# REQUIREMENTS
Write out the entire listing below exactly as it appears, minus any pictures.

Dataset records:
########
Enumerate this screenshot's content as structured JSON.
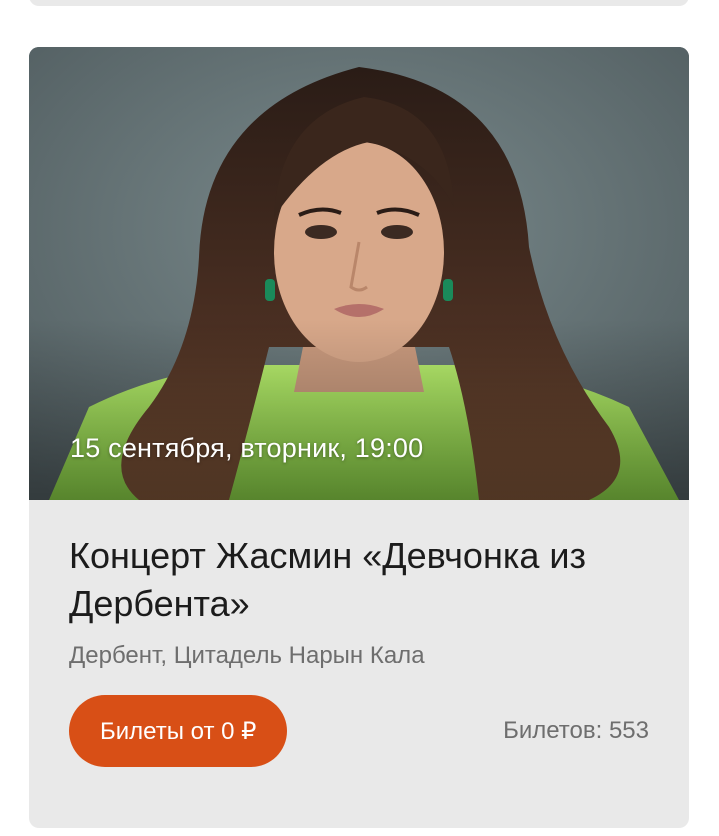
{
  "event": {
    "date": "15 сентября, вторник, 19:00",
    "title": "Концерт Жасмин «Девчонка из Дербента»",
    "venue": "Дербент, Цитадель Нарын Кала",
    "tickets_button_label": "Билеты от 0 ₽",
    "tickets_count_label": "Билетов: 553"
  },
  "colors": {
    "card_background": "#e9e9e9",
    "button_accent": "#d84f16",
    "photo_backdrop": "#5f6d70",
    "jacket_green": "#9ee05a"
  },
  "icons": {
    "photo": "event-photo-portrait"
  }
}
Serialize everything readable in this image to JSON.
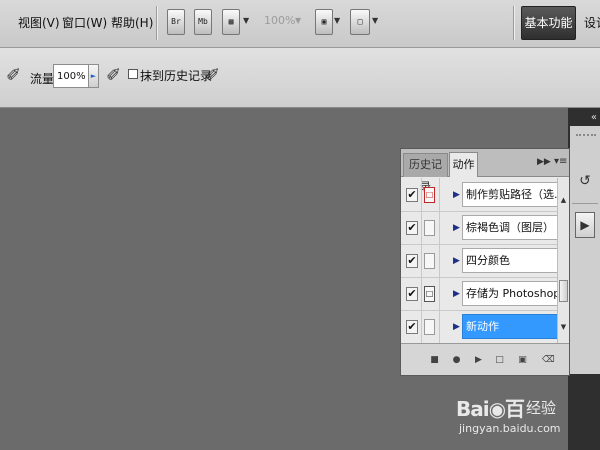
{
  "menu": {
    "items": [
      "视图(V)",
      "窗口(W)",
      "帮助(H)"
    ]
  },
  "toolbar": {
    "bridge_icon": "Br",
    "minibridge_icon": "Mb",
    "zoom": "100%",
    "workspace_label": "基本功能",
    "workspace_more": "设计"
  },
  "options": {
    "flow_label": "流量",
    "flow_value": "100%",
    "history_label": "抹到历史记录"
  },
  "actions_panel": {
    "tabs": {
      "history": "历史记录",
      "actions": "动作"
    },
    "rows": [
      {
        "label": "制作剪贴路径（选...",
        "check": "✔",
        "dialog": "□"
      },
      {
        "label": "棕褐色调（图层）",
        "check": "✔",
        "dialog": ""
      },
      {
        "label": "四分颜色",
        "check": "✔",
        "dialog": ""
      },
      {
        "label": "存储为 Photoshop P...",
        "check": "✔",
        "dialog": "□"
      },
      {
        "label": "新动作",
        "check": "✔",
        "dialog": ""
      }
    ]
  },
  "watermark": {
    "logo": "Bai◉百",
    "jingyan": "经验",
    "url": "jingyan.baidu.com"
  }
}
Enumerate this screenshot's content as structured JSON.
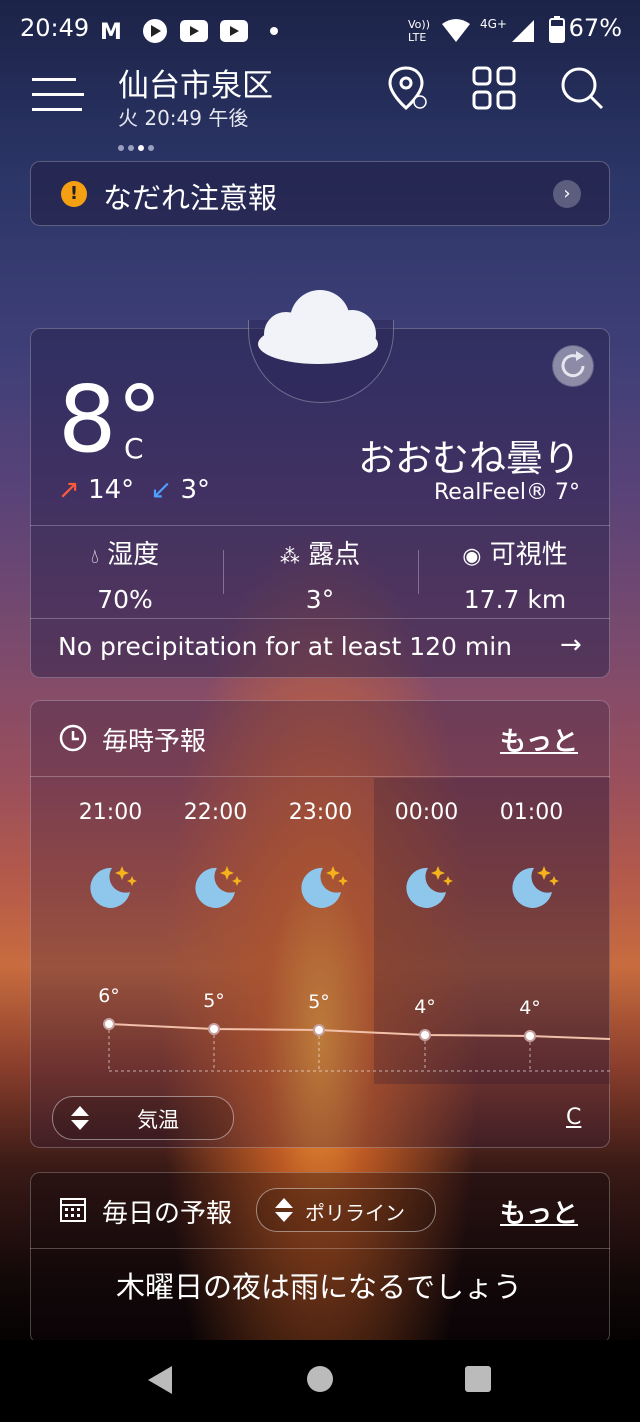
{
  "status": {
    "time": "20:49",
    "battery": "67%",
    "network": "4G+",
    "volte": "Vo LTE"
  },
  "header": {
    "city": "仙台市泉区",
    "datetime": "火 20:49 午後"
  },
  "alert": {
    "text": "なだれ注意報"
  },
  "current": {
    "temp": "8°",
    "unit": "C",
    "high": "14°",
    "low": "3°",
    "condition": "おおむね曇り",
    "realfeel": "RealFeel® 7°",
    "humidity_label": "湿度",
    "humidity": "70%",
    "dewpoint_label": "露点",
    "dewpoint": "3°",
    "visibility_label": "可視性",
    "visibility": "17.7 km",
    "precip": "No precipitation for at least 120 min"
  },
  "hourly": {
    "title": "毎時予報",
    "more": "もっと",
    "hours": [
      {
        "time": "21:00",
        "temp": "6°"
      },
      {
        "time": "22:00",
        "temp": "5°"
      },
      {
        "time": "23:00",
        "temp": "5°"
      },
      {
        "time": "00:00",
        "temp": "4°"
      },
      {
        "time": "01:00",
        "temp": "4°"
      }
    ],
    "toggle": "気温",
    "unit_link": "C"
  },
  "daily": {
    "title": "毎日の予報",
    "toggle": "ポリライン",
    "more": "もっと",
    "headline": "木曜日の夜は雨になるでしょう"
  }
}
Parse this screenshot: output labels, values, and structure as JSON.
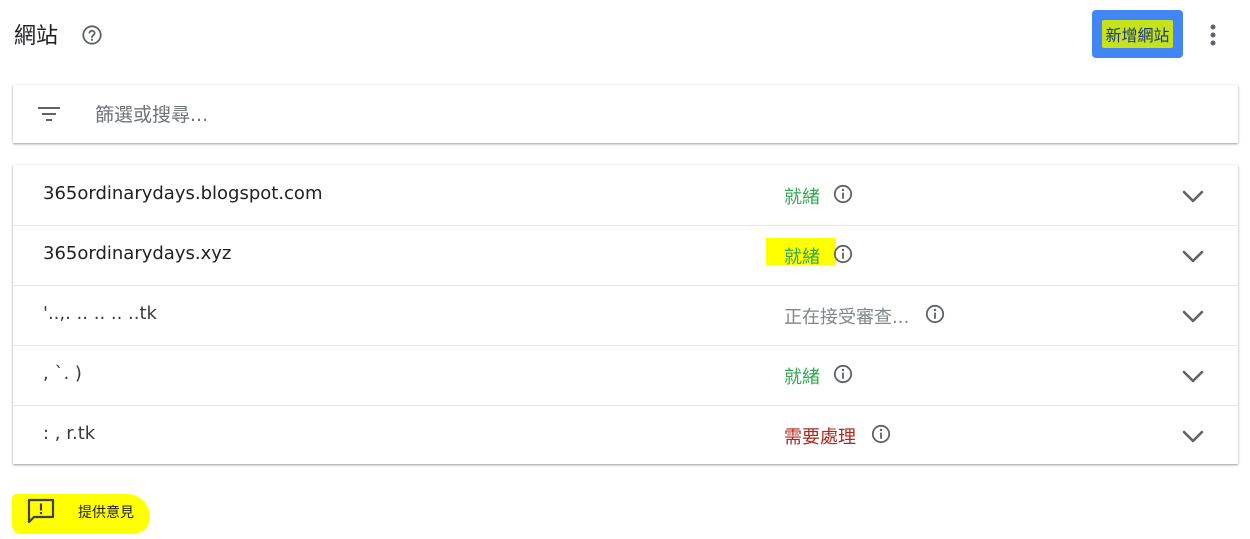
{
  "header": {
    "title": "網站",
    "add_site_label": "新增網站"
  },
  "search": {
    "placeholder": "篩選或搜尋..."
  },
  "sites": [
    {
      "name": "365ordinarydays.blogspot.com",
      "status": "就緒"
    },
    {
      "name": "365ordinarydays.xyz",
      "status": "就緒"
    },
    {
      "name": "'..,. ..  ..  .. ..tk",
      "status": "正在接受審查..."
    },
    {
      "name": ",              `.  )",
      "status": "就緒"
    },
    {
      "name": ":    ,    r.tk",
      "status": "需要處理"
    }
  ],
  "footer": {
    "feedback_label": "提供意見"
  }
}
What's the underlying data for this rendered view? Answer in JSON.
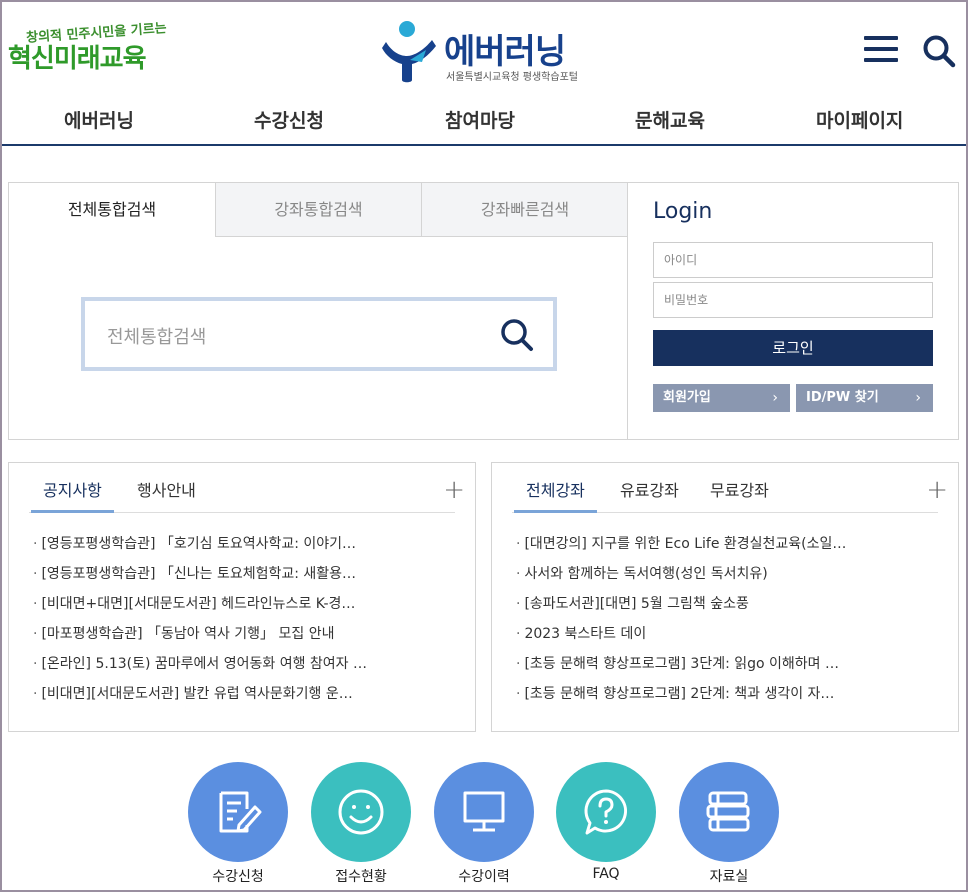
{
  "header": {
    "slogan_top": "창의적 민주시민을 기르는",
    "slogan_main": "혁신미래교육",
    "brand": "에버러닝",
    "brand_sub": "서울특별시교육청 평생학습포털",
    "nav": [
      "에버러닝",
      "수강신청",
      "참여마당",
      "문해교육",
      "마이페이지"
    ]
  },
  "search": {
    "tabs": [
      "전체통합검색",
      "강좌통합검색",
      "강좌빠른검색"
    ],
    "active_tab": "전체통합검색",
    "placeholder": "전체통합검색"
  },
  "login": {
    "title": "Login",
    "id_placeholder": "아이디",
    "pw_placeholder": "비밀번호",
    "button": "로그인",
    "signup": "회원가입",
    "find": "ID/PW 찾기"
  },
  "board_left": {
    "tabs": [
      "공지사항",
      "행사안내"
    ],
    "items": [
      "[영등포평생학습관] 「호기심 토요역사학교: 이야기…",
      "[영등포평생학습관] 「신나는 토요체험학교: 새활용…",
      "[비대면+대면][서대문도서관] 헤드라인뉴스로 K-경…",
      "[마포평생학습관] 「동남아 역사 기행」 모집 안내",
      "[온라인] 5.13(토) 꿈마루에서 영어동화 여행 참여자 …",
      "[비대면][서대문도서관] 발칸 유럽 역사문화기행 운…"
    ]
  },
  "board_right": {
    "tabs": [
      "전체강좌",
      "유료강좌",
      "무료강좌"
    ],
    "items": [
      "[대면강의] 지구를 위한 Eco Life 환경실천교육(소일…",
      "사서와 함께하는 독서여행(성인 독서치유)",
      "[송파도서관][대면] 5월 그림책 숲소풍",
      "2023 북스타트 데이",
      "[초등 문해력 향상프로그램] 3단계: 읽go 이해하며 …",
      "[초등 문해력 향상프로그램] 2단계: 책과 생각이 자…"
    ]
  },
  "quick_links": [
    {
      "label": "수강신청",
      "icon": "edit-document-icon",
      "color": "#5b8fe0"
    },
    {
      "label": "접수현황",
      "icon": "smiley-icon",
      "color": "#3bbfbf"
    },
    {
      "label": "수강이력",
      "icon": "monitor-icon",
      "color": "#5b8fe0"
    },
    {
      "label": "FAQ",
      "icon": "question-bubble-icon",
      "color": "#3bbfbf"
    },
    {
      "label": "자료실",
      "icon": "books-icon",
      "color": "#5b8fe0"
    }
  ]
}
########
# THE ANSWER
Enumerate this screenshot's content as structured JSON.
{
  "event": {
    "date": "15 сентября, вторник, 19:00",
    "title": "Концерт Жасмин «Девчонка из Дербента»",
    "venue": "Дербент, Цитадель Нарын Кала",
    "tickets_button_label": "Билеты от 0 ₽",
    "tickets_count_label": "Билетов: 553"
  },
  "colors": {
    "card_background": "#e9e9e9",
    "button_accent": "#d84f16",
    "photo_backdrop": "#5f6d70",
    "jacket_green": "#9ee05a"
  },
  "icons": {
    "photo": "event-photo-portrait"
  }
}
Serialize everything readable in this image to JSON.
{
  "menu": {
    "items": [
      "视图(V)",
      "窗口(W)",
      "帮助(H)"
    ]
  },
  "toolbar": {
    "bridge_icon": "Br",
    "minibridge_icon": "Mb",
    "zoom": "100%",
    "workspace_label": "基本功能",
    "workspace_more": "设计"
  },
  "options": {
    "flow_label": "流量",
    "flow_value": "100%",
    "history_label": "抹到历史记录"
  },
  "actions_panel": {
    "tabs": {
      "history": "历史记录",
      "actions": "动作"
    },
    "rows": [
      {
        "label": "制作剪贴路径（选...",
        "check": "✔",
        "dialog": "□"
      },
      {
        "label": "棕褐色调（图层）",
        "check": "✔",
        "dialog": ""
      },
      {
        "label": "四分颜色",
        "check": "✔",
        "dialog": ""
      },
      {
        "label": "存储为 Photoshop P...",
        "check": "✔",
        "dialog": "□"
      },
      {
        "label": "新动作",
        "check": "✔",
        "dialog": ""
      }
    ]
  },
  "watermark": {
    "logo": "Bai◉百",
    "jingyan": "经验",
    "url": "jingyan.baidu.com"
  }
}
Enumerate this screenshot's content as structured JSON.
{
  "status": {
    "time": "20:49",
    "battery": "67%",
    "network": "4G+",
    "volte": "Vo LTE"
  },
  "header": {
    "city": "仙台市泉区",
    "datetime": "火 20:49 午後"
  },
  "alert": {
    "text": "なだれ注意報"
  },
  "current": {
    "temp": "8°",
    "unit": "C",
    "high": "14°",
    "low": "3°",
    "condition": "おおむね曇り",
    "realfeel": "RealFeel® 7°",
    "humidity_label": "湿度",
    "humidity": "70%",
    "dewpoint_label": "露点",
    "dewpoint": "3°",
    "visibility_label": "可視性",
    "visibility": "17.7 km",
    "precip": "No precipitation for at least 120 min"
  },
  "hourly": {
    "title": "毎時予報",
    "more": "もっと",
    "hours": [
      {
        "time": "21:00",
        "temp": "6°"
      },
      {
        "time": "22:00",
        "temp": "5°"
      },
      {
        "time": "23:00",
        "temp": "5°"
      },
      {
        "time": "00:00",
        "temp": "4°"
      },
      {
        "time": "01:00",
        "temp": "4°"
      }
    ],
    "toggle": "気温",
    "unit_link": "C"
  },
  "daily": {
    "title": "毎日の予報",
    "toggle": "ポリライン",
    "more": "もっと",
    "headline": "木曜日の夜は雨になるでしょう"
  }
}
Parse this screenshot: output labels, values, and structure as JSON.
{
  "header": {
    "title": "網站",
    "add_site_label": "新增網站"
  },
  "search": {
    "placeholder": "篩選或搜尋..."
  },
  "sites": [
    {
      "name": "365ordinarydays.blogspot.com",
      "status": "就緒"
    },
    {
      "name": "365ordinarydays.xyz",
      "status": "就緒"
    },
    {
      "name": "'..,. ..  ..  .. ..tk",
      "status": "正在接受審查..."
    },
    {
      "name": ",              `.  )",
      "status": "就緒"
    },
    {
      "name": ":    ,    r.tk",
      "status": "需要處理"
    }
  ],
  "footer": {
    "feedback_label": "提供意見"
  }
}
What's the underlying data for this rendered view? Answer in JSON.
{
  "header": {
    "slogan_top": "창의적 민주시민을 기르는",
    "slogan_main": "혁신미래교육",
    "brand": "에버러닝",
    "brand_sub": "서울특별시교육청 평생학습포털",
    "nav": [
      "에버러닝",
      "수강신청",
      "참여마당",
      "문해교육",
      "마이페이지"
    ]
  },
  "search": {
    "tabs": [
      "전체통합검색",
      "강좌통합검색",
      "강좌빠른검색"
    ],
    "active_tab": "전체통합검색",
    "placeholder": "전체통합검색"
  },
  "login": {
    "title": "Login",
    "id_placeholder": "아이디",
    "pw_placeholder": "비밀번호",
    "button": "로그인",
    "signup": "회원가입",
    "find": "ID/PW 찾기"
  },
  "board_left": {
    "tabs": [
      "공지사항",
      "행사안내"
    ],
    "items": [
      "[영등포평생학습관] 「호기심 토요역사학교: 이야기…",
      "[영등포평생학습관] 「신나는 토요체험학교: 새활용…",
      "[비대면+대면][서대문도서관] 헤드라인뉴스로 K-경…",
      "[마포평생학습관] 「동남아 역사 기행」 모집 안내",
      "[온라인] 5.13(토) 꿈마루에서 영어동화 여행 참여자 …",
      "[비대면][서대문도서관] 발칸 유럽 역사문화기행 운…"
    ]
  },
  "board_right": {
    "tabs": [
      "전체강좌",
      "유료강좌",
      "무료강좌"
    ],
    "items": [
      "[대면강의] 지구를 위한 Eco Life 환경실천교육(소일…",
      "사서와 함께하는 독서여행(성인 독서치유)",
      "[송파도서관][대면] 5월 그림책 숲소풍",
      "2023 북스타트 데이",
      "[초등 문해력 향상프로그램] 3단계: 읽go 이해하며 …",
      "[초등 문해력 향상프로그램] 2단계: 책과 생각이 자…"
    ]
  },
  "quick_links": [
    {
      "label": "수강신청",
      "icon": "edit-document-icon",
      "color": "#5b8fe0"
    },
    {
      "label": "접수현황",
      "icon": "smiley-icon",
      "color": "#3bbfbf"
    },
    {
      "label": "수강이력",
      "icon": "monitor-icon",
      "color": "#5b8fe0"
    },
    {
      "label": "FAQ",
      "icon": "question-bubble-icon",
      "color": "#3bbfbf"
    },
    {
      "label": "자료실",
      "icon": "books-icon",
      "color": "#5b8fe0"
    }
  ]
}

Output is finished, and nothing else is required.